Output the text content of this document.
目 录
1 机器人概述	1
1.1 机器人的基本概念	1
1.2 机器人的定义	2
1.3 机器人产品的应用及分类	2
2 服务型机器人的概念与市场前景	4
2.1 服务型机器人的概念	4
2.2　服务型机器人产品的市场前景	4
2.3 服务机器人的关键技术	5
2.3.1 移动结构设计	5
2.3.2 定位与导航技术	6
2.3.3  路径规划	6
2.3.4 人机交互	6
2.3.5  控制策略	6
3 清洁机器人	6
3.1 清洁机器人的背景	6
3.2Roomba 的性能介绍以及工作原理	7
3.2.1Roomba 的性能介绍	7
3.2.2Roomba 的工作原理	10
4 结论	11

*Exercise description*. Each entry above is to be quoted exactly.

*Result*.
Output the text content of this document.
目 录
1 机器人概述	1
1.1 机器人的基本概念	1
1.2 机器人的定义	2
1.3 机器人产品的应用及分类	2
2 服务型机器人的概念与市场前景	4
2.1 服务型机器人的概念	4
2.2　服务型机器人产品的市场前景	4
2.3 服务机器人的关键技术	5
2.3.1 移动结构设计	5
2.3.2 定位与导航技术	6
2.3.3  路径规划	6
2.3.4 人机交互	6
2.3.5  控制策略	6
3 清洁机器人	6
3.1 清洁机器人的背景	6
3.2Roomba 的性能介绍以及工作原理	7
3.2.1Roomba 的性能介绍	7
3.2.2Roomba 的工作原理	10
4 结论	11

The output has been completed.